Challenge: Count how many lines of the material below have the word "letter" and give only the number.

** BEGIN Task data **

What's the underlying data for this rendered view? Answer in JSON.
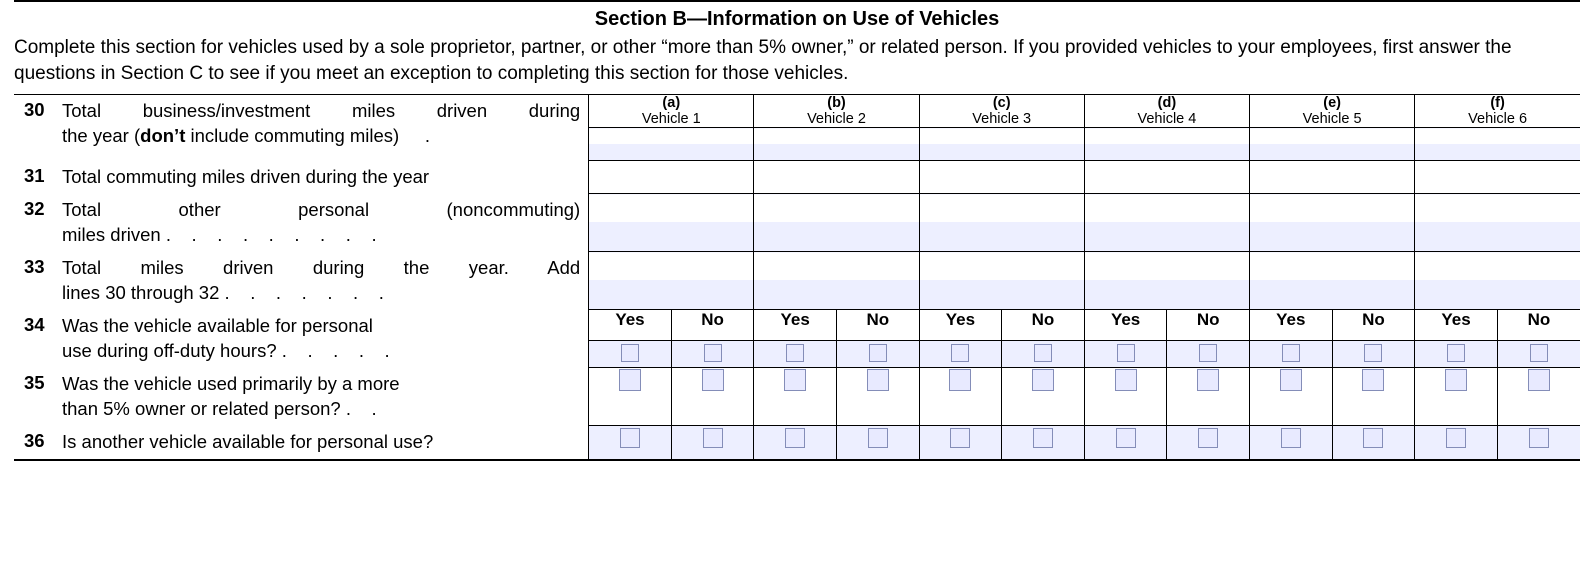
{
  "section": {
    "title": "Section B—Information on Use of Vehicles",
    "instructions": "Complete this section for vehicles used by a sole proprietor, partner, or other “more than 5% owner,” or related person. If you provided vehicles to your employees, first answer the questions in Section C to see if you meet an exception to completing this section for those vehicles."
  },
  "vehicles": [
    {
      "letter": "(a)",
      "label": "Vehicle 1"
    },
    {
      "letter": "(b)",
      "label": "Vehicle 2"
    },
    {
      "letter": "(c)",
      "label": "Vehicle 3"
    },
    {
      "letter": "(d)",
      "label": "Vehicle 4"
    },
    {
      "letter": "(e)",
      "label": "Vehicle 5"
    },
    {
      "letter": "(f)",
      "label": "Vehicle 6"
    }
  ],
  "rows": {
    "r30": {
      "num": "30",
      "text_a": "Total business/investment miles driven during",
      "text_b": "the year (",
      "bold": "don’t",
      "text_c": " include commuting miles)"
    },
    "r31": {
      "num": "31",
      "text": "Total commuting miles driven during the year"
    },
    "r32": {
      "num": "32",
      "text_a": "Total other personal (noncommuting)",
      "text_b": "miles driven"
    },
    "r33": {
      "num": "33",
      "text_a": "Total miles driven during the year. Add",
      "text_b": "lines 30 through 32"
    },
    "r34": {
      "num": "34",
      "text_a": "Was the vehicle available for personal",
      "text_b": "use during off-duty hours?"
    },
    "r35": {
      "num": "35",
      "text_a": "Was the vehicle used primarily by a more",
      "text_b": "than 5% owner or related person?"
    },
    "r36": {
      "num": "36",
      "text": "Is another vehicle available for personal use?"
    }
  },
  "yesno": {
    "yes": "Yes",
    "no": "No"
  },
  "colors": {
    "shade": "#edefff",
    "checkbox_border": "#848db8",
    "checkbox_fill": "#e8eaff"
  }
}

** END Task data **

Result of this task: 6